▶ _Exercise brief_
Where a line contains the word "this", copy that line.

▶ _Dataset extract_
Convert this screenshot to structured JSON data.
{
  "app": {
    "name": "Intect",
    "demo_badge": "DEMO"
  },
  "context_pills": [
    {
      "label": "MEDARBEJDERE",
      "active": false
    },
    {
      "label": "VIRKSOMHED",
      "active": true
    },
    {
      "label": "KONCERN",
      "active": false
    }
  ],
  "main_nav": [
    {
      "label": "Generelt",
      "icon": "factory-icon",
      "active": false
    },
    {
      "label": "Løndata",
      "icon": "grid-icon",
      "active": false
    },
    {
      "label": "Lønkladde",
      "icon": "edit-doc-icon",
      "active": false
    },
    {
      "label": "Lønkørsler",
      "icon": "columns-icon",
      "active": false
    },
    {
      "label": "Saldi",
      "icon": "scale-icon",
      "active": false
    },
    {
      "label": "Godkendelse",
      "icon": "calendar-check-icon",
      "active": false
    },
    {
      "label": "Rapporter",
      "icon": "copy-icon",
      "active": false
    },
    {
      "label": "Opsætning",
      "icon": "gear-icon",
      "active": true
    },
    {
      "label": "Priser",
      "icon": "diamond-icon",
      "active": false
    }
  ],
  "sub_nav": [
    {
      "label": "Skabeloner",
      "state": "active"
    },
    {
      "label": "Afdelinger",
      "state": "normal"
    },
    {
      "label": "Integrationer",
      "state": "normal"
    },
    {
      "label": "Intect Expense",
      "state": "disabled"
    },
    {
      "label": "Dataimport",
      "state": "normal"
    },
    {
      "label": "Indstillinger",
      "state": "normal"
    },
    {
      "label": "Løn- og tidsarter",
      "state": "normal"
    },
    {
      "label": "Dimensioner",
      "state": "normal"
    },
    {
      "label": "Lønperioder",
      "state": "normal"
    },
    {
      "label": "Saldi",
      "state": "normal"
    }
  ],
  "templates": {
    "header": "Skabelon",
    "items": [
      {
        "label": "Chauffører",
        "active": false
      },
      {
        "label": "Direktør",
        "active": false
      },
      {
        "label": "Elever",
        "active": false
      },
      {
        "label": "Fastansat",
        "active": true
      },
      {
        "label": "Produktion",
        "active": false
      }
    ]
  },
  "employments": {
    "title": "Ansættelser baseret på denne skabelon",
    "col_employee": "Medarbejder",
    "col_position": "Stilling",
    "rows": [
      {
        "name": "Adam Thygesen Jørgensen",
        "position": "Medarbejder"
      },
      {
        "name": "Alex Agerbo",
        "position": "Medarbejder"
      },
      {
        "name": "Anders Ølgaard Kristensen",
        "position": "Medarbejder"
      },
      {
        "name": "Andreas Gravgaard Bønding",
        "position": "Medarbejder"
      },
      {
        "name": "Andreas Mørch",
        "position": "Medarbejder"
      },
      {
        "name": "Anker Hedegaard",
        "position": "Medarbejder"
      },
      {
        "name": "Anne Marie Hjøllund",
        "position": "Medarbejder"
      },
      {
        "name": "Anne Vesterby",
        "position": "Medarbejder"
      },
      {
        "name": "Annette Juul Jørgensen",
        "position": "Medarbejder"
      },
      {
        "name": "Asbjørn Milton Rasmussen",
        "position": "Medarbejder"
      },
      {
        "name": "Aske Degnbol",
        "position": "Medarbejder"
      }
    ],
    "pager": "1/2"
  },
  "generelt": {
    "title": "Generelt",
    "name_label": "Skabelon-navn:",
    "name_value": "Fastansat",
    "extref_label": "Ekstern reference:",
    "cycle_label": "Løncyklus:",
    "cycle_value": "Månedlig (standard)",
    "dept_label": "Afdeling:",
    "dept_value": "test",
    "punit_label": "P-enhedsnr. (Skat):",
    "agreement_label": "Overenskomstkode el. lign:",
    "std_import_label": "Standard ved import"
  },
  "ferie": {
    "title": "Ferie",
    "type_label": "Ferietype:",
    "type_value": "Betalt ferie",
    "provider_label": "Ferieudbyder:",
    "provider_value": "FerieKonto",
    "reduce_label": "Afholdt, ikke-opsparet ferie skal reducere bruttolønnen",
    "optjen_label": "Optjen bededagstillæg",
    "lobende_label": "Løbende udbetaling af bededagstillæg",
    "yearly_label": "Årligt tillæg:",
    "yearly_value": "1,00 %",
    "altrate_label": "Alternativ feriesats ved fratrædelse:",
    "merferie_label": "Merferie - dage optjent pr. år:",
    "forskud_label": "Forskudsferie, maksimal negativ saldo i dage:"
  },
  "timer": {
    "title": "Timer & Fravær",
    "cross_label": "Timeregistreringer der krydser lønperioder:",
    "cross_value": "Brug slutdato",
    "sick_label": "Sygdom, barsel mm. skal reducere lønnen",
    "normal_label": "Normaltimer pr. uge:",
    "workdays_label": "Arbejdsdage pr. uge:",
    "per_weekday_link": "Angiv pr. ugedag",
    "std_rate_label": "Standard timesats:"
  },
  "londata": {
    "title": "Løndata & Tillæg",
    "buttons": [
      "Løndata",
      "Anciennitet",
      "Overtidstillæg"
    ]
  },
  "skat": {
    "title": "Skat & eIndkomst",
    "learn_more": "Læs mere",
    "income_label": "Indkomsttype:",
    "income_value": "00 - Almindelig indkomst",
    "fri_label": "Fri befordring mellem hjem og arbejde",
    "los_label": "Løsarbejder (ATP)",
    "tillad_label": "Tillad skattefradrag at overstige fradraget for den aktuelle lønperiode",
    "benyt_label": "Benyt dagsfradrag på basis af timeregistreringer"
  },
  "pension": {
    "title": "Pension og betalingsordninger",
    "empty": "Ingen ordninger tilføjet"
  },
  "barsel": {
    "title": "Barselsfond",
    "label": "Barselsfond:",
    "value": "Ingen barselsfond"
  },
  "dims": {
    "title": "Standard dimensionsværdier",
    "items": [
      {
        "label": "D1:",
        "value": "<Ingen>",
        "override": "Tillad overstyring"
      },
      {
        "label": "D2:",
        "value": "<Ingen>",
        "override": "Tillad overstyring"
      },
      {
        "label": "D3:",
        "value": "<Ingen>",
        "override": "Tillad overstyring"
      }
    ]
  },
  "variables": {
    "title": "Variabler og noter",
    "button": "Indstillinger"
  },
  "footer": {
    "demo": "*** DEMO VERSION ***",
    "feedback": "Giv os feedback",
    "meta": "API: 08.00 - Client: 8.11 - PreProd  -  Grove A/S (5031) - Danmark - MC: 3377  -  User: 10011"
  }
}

---

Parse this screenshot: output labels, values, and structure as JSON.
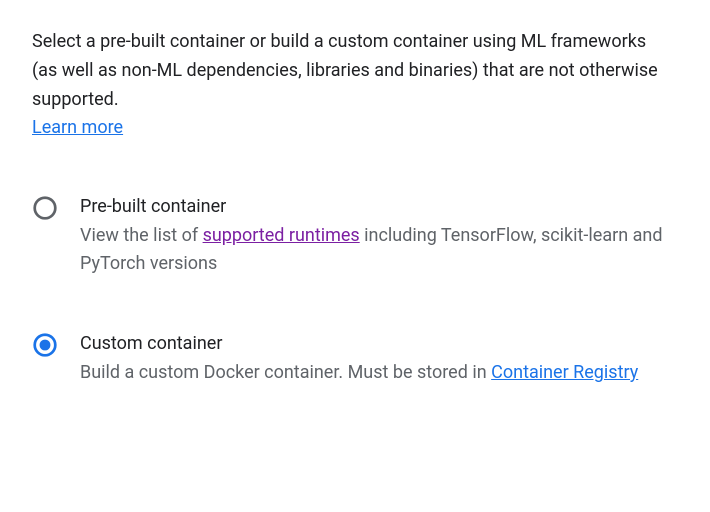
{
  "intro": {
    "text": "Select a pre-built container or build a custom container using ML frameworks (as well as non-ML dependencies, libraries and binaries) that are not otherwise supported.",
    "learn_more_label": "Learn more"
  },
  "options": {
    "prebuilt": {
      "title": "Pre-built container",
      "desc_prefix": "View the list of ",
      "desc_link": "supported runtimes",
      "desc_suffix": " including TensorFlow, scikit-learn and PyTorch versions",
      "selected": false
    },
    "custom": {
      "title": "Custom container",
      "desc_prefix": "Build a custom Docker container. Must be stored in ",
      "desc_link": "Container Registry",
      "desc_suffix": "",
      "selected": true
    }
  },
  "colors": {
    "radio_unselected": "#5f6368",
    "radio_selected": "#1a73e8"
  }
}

---

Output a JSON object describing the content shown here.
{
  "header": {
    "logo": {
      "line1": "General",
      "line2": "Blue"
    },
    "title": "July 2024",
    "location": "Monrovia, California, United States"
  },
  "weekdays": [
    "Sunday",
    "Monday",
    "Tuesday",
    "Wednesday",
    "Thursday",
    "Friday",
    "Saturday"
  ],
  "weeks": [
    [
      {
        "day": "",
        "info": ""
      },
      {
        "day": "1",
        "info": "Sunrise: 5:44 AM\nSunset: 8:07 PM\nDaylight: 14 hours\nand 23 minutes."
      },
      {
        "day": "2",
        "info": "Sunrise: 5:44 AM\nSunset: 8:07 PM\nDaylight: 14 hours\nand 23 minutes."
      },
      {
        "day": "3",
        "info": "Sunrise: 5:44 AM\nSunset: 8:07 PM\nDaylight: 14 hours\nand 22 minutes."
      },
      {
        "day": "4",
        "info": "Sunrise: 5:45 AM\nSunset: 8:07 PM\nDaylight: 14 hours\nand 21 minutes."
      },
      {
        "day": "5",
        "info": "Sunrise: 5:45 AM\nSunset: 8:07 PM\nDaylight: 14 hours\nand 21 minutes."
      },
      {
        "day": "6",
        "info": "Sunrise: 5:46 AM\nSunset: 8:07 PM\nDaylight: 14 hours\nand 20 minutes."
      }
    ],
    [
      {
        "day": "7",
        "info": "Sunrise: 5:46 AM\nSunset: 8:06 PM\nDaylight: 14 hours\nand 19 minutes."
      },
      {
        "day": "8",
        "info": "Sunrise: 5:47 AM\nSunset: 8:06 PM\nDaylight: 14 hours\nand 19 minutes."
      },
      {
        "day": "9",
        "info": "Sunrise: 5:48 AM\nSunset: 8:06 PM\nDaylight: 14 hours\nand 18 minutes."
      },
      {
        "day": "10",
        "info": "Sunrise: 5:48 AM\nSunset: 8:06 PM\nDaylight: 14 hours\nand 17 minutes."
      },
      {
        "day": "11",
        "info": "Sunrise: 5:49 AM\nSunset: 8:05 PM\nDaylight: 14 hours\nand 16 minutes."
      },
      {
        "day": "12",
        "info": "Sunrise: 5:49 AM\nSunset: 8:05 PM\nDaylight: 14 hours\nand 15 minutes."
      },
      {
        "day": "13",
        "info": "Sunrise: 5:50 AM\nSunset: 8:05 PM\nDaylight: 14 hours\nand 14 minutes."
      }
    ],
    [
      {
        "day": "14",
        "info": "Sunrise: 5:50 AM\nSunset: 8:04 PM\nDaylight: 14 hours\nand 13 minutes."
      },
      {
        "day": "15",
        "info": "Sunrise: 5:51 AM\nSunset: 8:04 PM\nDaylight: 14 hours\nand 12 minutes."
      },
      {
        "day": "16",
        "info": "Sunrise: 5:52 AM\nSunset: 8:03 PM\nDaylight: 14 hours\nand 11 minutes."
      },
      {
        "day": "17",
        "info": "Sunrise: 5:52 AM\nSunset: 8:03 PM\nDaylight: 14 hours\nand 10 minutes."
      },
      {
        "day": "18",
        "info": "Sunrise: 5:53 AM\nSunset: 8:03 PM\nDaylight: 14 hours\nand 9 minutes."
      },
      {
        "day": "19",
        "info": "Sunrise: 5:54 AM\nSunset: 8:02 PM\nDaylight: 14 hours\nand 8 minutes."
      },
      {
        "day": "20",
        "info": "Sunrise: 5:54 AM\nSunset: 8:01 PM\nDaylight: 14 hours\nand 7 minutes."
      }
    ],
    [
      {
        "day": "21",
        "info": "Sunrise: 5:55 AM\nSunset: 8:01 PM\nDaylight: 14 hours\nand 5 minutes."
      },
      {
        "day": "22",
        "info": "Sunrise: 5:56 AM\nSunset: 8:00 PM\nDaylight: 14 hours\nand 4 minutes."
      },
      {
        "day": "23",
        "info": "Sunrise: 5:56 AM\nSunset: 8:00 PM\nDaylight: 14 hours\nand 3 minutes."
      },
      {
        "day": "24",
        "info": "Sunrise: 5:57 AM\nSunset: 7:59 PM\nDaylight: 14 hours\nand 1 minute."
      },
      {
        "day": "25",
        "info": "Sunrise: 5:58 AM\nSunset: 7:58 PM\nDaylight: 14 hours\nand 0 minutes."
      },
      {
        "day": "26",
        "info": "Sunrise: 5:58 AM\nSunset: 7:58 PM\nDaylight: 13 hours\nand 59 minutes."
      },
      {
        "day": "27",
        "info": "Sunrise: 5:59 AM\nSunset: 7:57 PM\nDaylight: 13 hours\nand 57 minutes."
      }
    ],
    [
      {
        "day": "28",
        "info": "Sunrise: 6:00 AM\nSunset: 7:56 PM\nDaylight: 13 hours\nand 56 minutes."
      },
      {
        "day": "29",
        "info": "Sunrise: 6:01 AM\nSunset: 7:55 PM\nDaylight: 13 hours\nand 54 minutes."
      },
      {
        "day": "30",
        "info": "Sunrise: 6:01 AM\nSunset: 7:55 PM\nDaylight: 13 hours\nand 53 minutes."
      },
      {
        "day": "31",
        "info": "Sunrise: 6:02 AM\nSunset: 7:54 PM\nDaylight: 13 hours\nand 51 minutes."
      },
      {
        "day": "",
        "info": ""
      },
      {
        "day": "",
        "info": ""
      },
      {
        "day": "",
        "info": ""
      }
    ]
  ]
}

▶ _Task solution_
Convert this screenshot to structured JSON data.
Parse this screenshot: output labels, values, and structure as JSON.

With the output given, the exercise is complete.